**JOB:** Gather, from the listing beneath this task, every line holding the string "Mean".

____

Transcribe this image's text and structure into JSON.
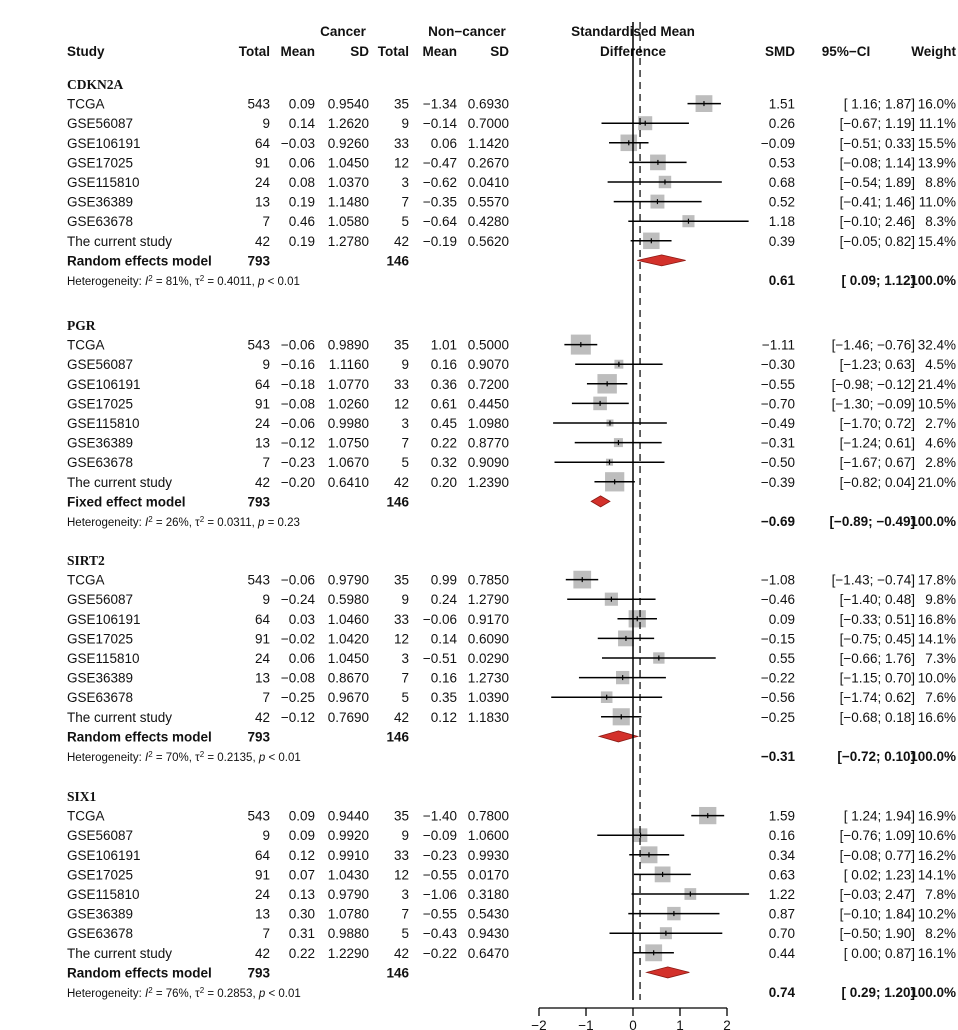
{
  "header": {
    "group1": "Cancer",
    "group2": "Non−cancer",
    "study": "Study",
    "total": "Total",
    "mean": "Mean",
    "sd": "SD",
    "smd_line1": "Standardised Mean",
    "smd_line2": "Difference",
    "smd": "SMD",
    "ci": "95%−CI",
    "weight": "Weight"
  },
  "chart_data": {
    "type": "forest",
    "title": "",
    "xlabel": "",
    "xlim": [
      -2,
      2
    ],
    "xticks": [
      "−2",
      "−1",
      "0",
      "1",
      "2"
    ],
    "xtick_values": [
      -2,
      -1,
      0,
      1,
      2
    ],
    "groups": [
      {
        "gene": "CDKN2A",
        "studies": [
          {
            "name": "TCGA",
            "n1": "543",
            "m1": "0.09",
            "sd1": "0.9540",
            "n2": "35",
            "m2": "−1.34",
            "sd2": "0.6930",
            "smd": 1.51,
            "lo": 1.16,
            "hi": 1.87,
            "smd_txt": "1.51",
            "ci_txt": "[ 1.16; 1.87]",
            "w": 16.0,
            "w_txt": "16.0%"
          },
          {
            "name": "GSE56087",
            "n1": "9",
            "m1": "0.14",
            "sd1": "1.2620",
            "n2": "9",
            "m2": "−0.14",
            "sd2": "0.7000",
            "smd": 0.26,
            "lo": -0.67,
            "hi": 1.19,
            "smd_txt": "0.26",
            "ci_txt": "[−0.67; 1.19]",
            "w": 11.1,
            "w_txt": "11.1%"
          },
          {
            "name": "GSE106191",
            "n1": "64",
            "m1": "−0.03",
            "sd1": "0.9260",
            "n2": "33",
            "m2": "0.06",
            "sd2": "1.1420",
            "smd": -0.09,
            "lo": -0.51,
            "hi": 0.33,
            "smd_txt": "−0.09",
            "ci_txt": "[−0.51; 0.33]",
            "w": 15.5,
            "w_txt": "15.5%"
          },
          {
            "name": "GSE17025",
            "n1": "91",
            "m1": "0.06",
            "sd1": "1.0450",
            "n2": "12",
            "m2": "−0.47",
            "sd2": "0.2670",
            "smd": 0.53,
            "lo": -0.08,
            "hi": 1.14,
            "smd_txt": "0.53",
            "ci_txt": "[−0.08; 1.14]",
            "w": 13.9,
            "w_txt": "13.9%"
          },
          {
            "name": "GSE115810",
            "n1": "24",
            "m1": "0.08",
            "sd1": "1.0370",
            "n2": "3",
            "m2": "−0.62",
            "sd2": "0.0410",
            "smd": 0.68,
            "lo": -0.54,
            "hi": 1.89,
            "smd_txt": "0.68",
            "ci_txt": "[−0.54; 1.89]",
            "w": 8.8,
            "w_txt": "8.8%"
          },
          {
            "name": "GSE36389",
            "n1": "13",
            "m1": "0.19",
            "sd1": "1.1480",
            "n2": "7",
            "m2": "−0.35",
            "sd2": "0.5570",
            "smd": 0.52,
            "lo": -0.41,
            "hi": 1.46,
            "smd_txt": "0.52",
            "ci_txt": "[−0.41; 1.46]",
            "w": 11.0,
            "w_txt": "11.0%"
          },
          {
            "name": "GSE63678",
            "n1": "7",
            "m1": "0.46",
            "sd1": "1.0580",
            "n2": "5",
            "m2": "−0.64",
            "sd2": "0.4280",
            "smd": 1.18,
            "lo": -0.1,
            "hi": 2.46,
            "smd_txt": "1.18",
            "ci_txt": "[−0.10; 2.46]",
            "w": 8.3,
            "w_txt": "8.3%"
          },
          {
            "name": "The current study",
            "n1": "42",
            "m1": "0.19",
            "sd1": "1.2780",
            "n2": "42",
            "m2": "−0.19",
            "sd2": "0.5620",
            "smd": 0.39,
            "lo": -0.05,
            "hi": 0.82,
            "smd_txt": "0.39",
            "ci_txt": "[−0.05; 0.82]",
            "w": 15.4,
            "w_txt": "15.4%"
          }
        ],
        "pooled": {
          "label": "Random effects model",
          "n1": "793",
          "n2": "146",
          "smd": 0.61,
          "lo": 0.09,
          "hi": 1.12,
          "smd_txt": "0.61",
          "ci_txt": "[ 0.09; 1.12]",
          "w_txt": "100.0%"
        },
        "het": {
          "prefix": "Heterogeneity: ",
          "i2": "I",
          "i2_rest": " = 81%, ",
          "tau": "τ",
          "tau_rest": " = 0.4011, ",
          "p": "p",
          "p_rest": " < 0.01"
        }
      },
      {
        "gene": "PGR",
        "studies": [
          {
            "name": "TCGA",
            "n1": "543",
            "m1": "−0.06",
            "sd1": "0.9890",
            "n2": "35",
            "m2": "1.01",
            "sd2": "0.5000",
            "smd": -1.11,
            "lo": -1.46,
            "hi": -0.76,
            "smd_txt": "−1.11",
            "ci_txt": "[−1.46; −0.76]",
            "w": 32.4,
            "w_txt": "32.4%"
          },
          {
            "name": "GSE56087",
            "n1": "9",
            "m1": "−0.16",
            "sd1": "1.1160",
            "n2": "9",
            "m2": "0.16",
            "sd2": "0.9070",
            "smd": -0.3,
            "lo": -1.23,
            "hi": 0.63,
            "smd_txt": "−0.30",
            "ci_txt": "[−1.23; 0.63]",
            "w": 4.5,
            "w_txt": "4.5%"
          },
          {
            "name": "GSE106191",
            "n1": "64",
            "m1": "−0.18",
            "sd1": "1.0770",
            "n2": "33",
            "m2": "0.36",
            "sd2": "0.7200",
            "smd": -0.55,
            "lo": -0.98,
            "hi": -0.12,
            "smd_txt": "−0.55",
            "ci_txt": "[−0.98; −0.12]",
            "w": 21.4,
            "w_txt": "21.4%"
          },
          {
            "name": "GSE17025",
            "n1": "91",
            "m1": "−0.08",
            "sd1": "1.0260",
            "n2": "12",
            "m2": "0.61",
            "sd2": "0.4450",
            "smd": -0.7,
            "lo": -1.3,
            "hi": -0.09,
            "smd_txt": "−0.70",
            "ci_txt": "[−1.30; −0.09]",
            "w": 10.5,
            "w_txt": "10.5%"
          },
          {
            "name": "GSE115810",
            "n1": "24",
            "m1": "−0.06",
            "sd1": "0.9980",
            "n2": "3",
            "m2": "0.45",
            "sd2": "1.0980",
            "smd": -0.49,
            "lo": -1.7,
            "hi": 0.72,
            "smd_txt": "−0.49",
            "ci_txt": "[−1.70; 0.72]",
            "w": 2.7,
            "w_txt": "2.7%"
          },
          {
            "name": "GSE36389",
            "n1": "13",
            "m1": "−0.12",
            "sd1": "1.0750",
            "n2": "7",
            "m2": "0.22",
            "sd2": "0.8770",
            "smd": -0.31,
            "lo": -1.24,
            "hi": 0.61,
            "smd_txt": "−0.31",
            "ci_txt": "[−1.24; 0.61]",
            "w": 4.6,
            "w_txt": "4.6%"
          },
          {
            "name": "GSE63678",
            "n1": "7",
            "m1": "−0.23",
            "sd1": "1.0670",
            "n2": "5",
            "m2": "0.32",
            "sd2": "0.9090",
            "smd": -0.5,
            "lo": -1.67,
            "hi": 0.67,
            "smd_txt": "−0.50",
            "ci_txt": "[−1.67; 0.67]",
            "w": 2.8,
            "w_txt": "2.8%"
          },
          {
            "name": "The current study",
            "n1": "42",
            "m1": "−0.20",
            "sd1": "0.6410",
            "n2": "42",
            "m2": "0.20",
            "sd2": "1.2390",
            "smd": -0.39,
            "lo": -0.82,
            "hi": 0.04,
            "smd_txt": "−0.39",
            "ci_txt": "[−0.82; 0.04]",
            "w": 21.0,
            "w_txt": "21.0%"
          }
        ],
        "pooled": {
          "label": "Fixed effect model",
          "n1": "793",
          "n2": "146",
          "smd": -0.69,
          "lo": -0.89,
          "hi": -0.49,
          "smd_txt": "−0.69",
          "ci_txt": "[−0.89; −0.49]",
          "w_txt": "100.0%"
        },
        "het": {
          "prefix": "Heterogeneity: ",
          "i2": "I",
          "i2_rest": " = 26%, ",
          "tau": "τ",
          "tau_rest": " = 0.0311, ",
          "p": "p",
          "p_rest": " = 0.23"
        }
      },
      {
        "gene": "SIRT2",
        "studies": [
          {
            "name": "TCGA",
            "n1": "543",
            "m1": "−0.06",
            "sd1": "0.9790",
            "n2": "35",
            "m2": "0.99",
            "sd2": "0.7850",
            "smd": -1.08,
            "lo": -1.43,
            "hi": -0.74,
            "smd_txt": "−1.08",
            "ci_txt": "[−1.43; −0.74]",
            "w": 17.8,
            "w_txt": "17.8%"
          },
          {
            "name": "GSE56087",
            "n1": "9",
            "m1": "−0.24",
            "sd1": "0.5980",
            "n2": "9",
            "m2": "0.24",
            "sd2": "1.2790",
            "smd": -0.46,
            "lo": -1.4,
            "hi": 0.48,
            "smd_txt": "−0.46",
            "ci_txt": "[−1.40; 0.48]",
            "w": 9.8,
            "w_txt": "9.8%"
          },
          {
            "name": "GSE106191",
            "n1": "64",
            "m1": "0.03",
            "sd1": "1.0460",
            "n2": "33",
            "m2": "−0.06",
            "sd2": "0.9170",
            "smd": 0.09,
            "lo": -0.33,
            "hi": 0.51,
            "smd_txt": "0.09",
            "ci_txt": "[−0.33; 0.51]",
            "w": 16.8,
            "w_txt": "16.8%"
          },
          {
            "name": "GSE17025",
            "n1": "91",
            "m1": "−0.02",
            "sd1": "1.0420",
            "n2": "12",
            "m2": "0.14",
            "sd2": "0.6090",
            "smd": -0.15,
            "lo": -0.75,
            "hi": 0.45,
            "smd_txt": "−0.15",
            "ci_txt": "[−0.75; 0.45]",
            "w": 14.1,
            "w_txt": "14.1%"
          },
          {
            "name": "GSE115810",
            "n1": "24",
            "m1": "0.06",
            "sd1": "1.0450",
            "n2": "3",
            "m2": "−0.51",
            "sd2": "0.0290",
            "smd": 0.55,
            "lo": -0.66,
            "hi": 1.76,
            "smd_txt": "0.55",
            "ci_txt": "[−0.66; 1.76]",
            "w": 7.3,
            "w_txt": "7.3%"
          },
          {
            "name": "GSE36389",
            "n1": "13",
            "m1": "−0.08",
            "sd1": "0.8670",
            "n2": "7",
            "m2": "0.16",
            "sd2": "1.2730",
            "smd": -0.22,
            "lo": -1.15,
            "hi": 0.7,
            "smd_txt": "−0.22",
            "ci_txt": "[−1.15; 0.70]",
            "w": 10.0,
            "w_txt": "10.0%"
          },
          {
            "name": "GSE63678",
            "n1": "7",
            "m1": "−0.25",
            "sd1": "0.9670",
            "n2": "5",
            "m2": "0.35",
            "sd2": "1.0390",
            "smd": -0.56,
            "lo": -1.74,
            "hi": 0.62,
            "smd_txt": "−0.56",
            "ci_txt": "[−1.74; 0.62]",
            "w": 7.6,
            "w_txt": "7.6%"
          },
          {
            "name": "The current study",
            "n1": "42",
            "m1": "−0.12",
            "sd1": "0.7690",
            "n2": "42",
            "m2": "0.12",
            "sd2": "1.1830",
            "smd": -0.25,
            "lo": -0.68,
            "hi": 0.18,
            "smd_txt": "−0.25",
            "ci_txt": "[−0.68; 0.18]",
            "w": 16.6,
            "w_txt": "16.6%"
          }
        ],
        "pooled": {
          "label": "Random effects model",
          "n1": "793",
          "n2": "146",
          "smd": -0.31,
          "lo": -0.72,
          "hi": 0.1,
          "smd_txt": "−0.31",
          "ci_txt": "[−0.72; 0.10]",
          "w_txt": "100.0%"
        },
        "het": {
          "prefix": "Heterogeneity: ",
          "i2": "I",
          "i2_rest": " = 70%, ",
          "tau": "τ",
          "tau_rest": " = 0.2135, ",
          "p": "p",
          "p_rest": " < 0.01"
        }
      },
      {
        "gene": "SIX1",
        "studies": [
          {
            "name": "TCGA",
            "n1": "543",
            "m1": "0.09",
            "sd1": "0.9440",
            "n2": "35",
            "m2": "−1.40",
            "sd2": "0.7800",
            "smd": 1.59,
            "lo": 1.24,
            "hi": 1.94,
            "smd_txt": "1.59",
            "ci_txt": "[ 1.24; 1.94]",
            "w": 16.9,
            "w_txt": "16.9%"
          },
          {
            "name": "GSE56087",
            "n1": "9",
            "m1": "0.09",
            "sd1": "0.9920",
            "n2": "9",
            "m2": "−0.09",
            "sd2": "1.0600",
            "smd": 0.16,
            "lo": -0.76,
            "hi": 1.09,
            "smd_txt": "0.16",
            "ci_txt": "[−0.76; 1.09]",
            "w": 10.6,
            "w_txt": "10.6%"
          },
          {
            "name": "GSE106191",
            "n1": "64",
            "m1": "0.12",
            "sd1": "0.9910",
            "n2": "33",
            "m2": "−0.23",
            "sd2": "0.9930",
            "smd": 0.34,
            "lo": -0.08,
            "hi": 0.77,
            "smd_txt": "0.34",
            "ci_txt": "[−0.08; 0.77]",
            "w": 16.2,
            "w_txt": "16.2%"
          },
          {
            "name": "GSE17025",
            "n1": "91",
            "m1": "0.07",
            "sd1": "1.0430",
            "n2": "12",
            "m2": "−0.55",
            "sd2": "0.0170",
            "smd": 0.63,
            "lo": 0.02,
            "hi": 1.23,
            "smd_txt": "0.63",
            "ci_txt": "[ 0.02; 1.23]",
            "w": 14.1,
            "w_txt": "14.1%"
          },
          {
            "name": "GSE115810",
            "n1": "24",
            "m1": "0.13",
            "sd1": "0.9790",
            "n2": "3",
            "m2": "−1.06",
            "sd2": "0.3180",
            "smd": 1.22,
            "lo": -0.03,
            "hi": 2.47,
            "smd_txt": "1.22",
            "ci_txt": "[−0.03; 2.47]",
            "w": 7.8,
            "w_txt": "7.8%"
          },
          {
            "name": "GSE36389",
            "n1": "13",
            "m1": "0.30",
            "sd1": "1.0780",
            "n2": "7",
            "m2": "−0.55",
            "sd2": "0.5430",
            "smd": 0.87,
            "lo": -0.1,
            "hi": 1.84,
            "smd_txt": "0.87",
            "ci_txt": "[−0.10; 1.84]",
            "w": 10.2,
            "w_txt": "10.2%"
          },
          {
            "name": "GSE63678",
            "n1": "7",
            "m1": "0.31",
            "sd1": "0.9880",
            "n2": "5",
            "m2": "−0.43",
            "sd2": "0.9430",
            "smd": 0.7,
            "lo": -0.5,
            "hi": 1.9,
            "smd_txt": "0.70",
            "ci_txt": "[−0.50; 1.90]",
            "w": 8.2,
            "w_txt": "8.2%"
          },
          {
            "name": "The current study",
            "n1": "42",
            "m1": "0.22",
            "sd1": "1.2290",
            "n2": "42",
            "m2": "−0.22",
            "sd2": "0.6470",
            "smd": 0.44,
            "lo": 0.0,
            "hi": 0.87,
            "smd_txt": "0.44",
            "ci_txt": "[ 0.00; 0.87]",
            "w": 16.1,
            "w_txt": "16.1%"
          }
        ],
        "pooled": {
          "label": "Random effects model",
          "n1": "793",
          "n2": "146",
          "smd": 0.74,
          "lo": 0.29,
          "hi": 1.2,
          "smd_txt": "0.74",
          "ci_txt": "[ 0.29; 1.20]",
          "w_txt": "100.0%"
        },
        "het": {
          "prefix": "Heterogeneity: ",
          "i2": "I",
          "i2_rest": " = 76%, ",
          "tau": "τ",
          "tau_rest": " = 0.2853, ",
          "p": "p",
          "p_rest": " < 0.01"
        }
      }
    ],
    "colors": {
      "box": "#bdbdbd",
      "diamond": "#d3312b",
      "diamond_stroke": "#8b1a14",
      "line": "#000000"
    }
  }
}
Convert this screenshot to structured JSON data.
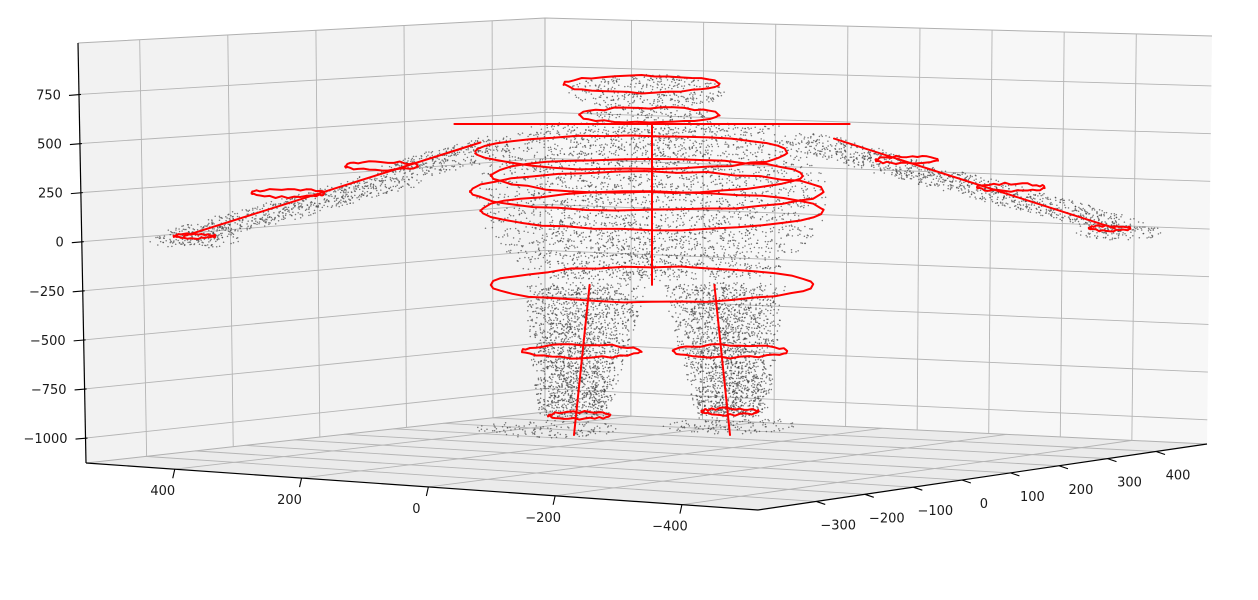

____

**EXERCISE SOLUTION:**
    "mean": "Mean",
    "smd_line1": "Standardised Mean",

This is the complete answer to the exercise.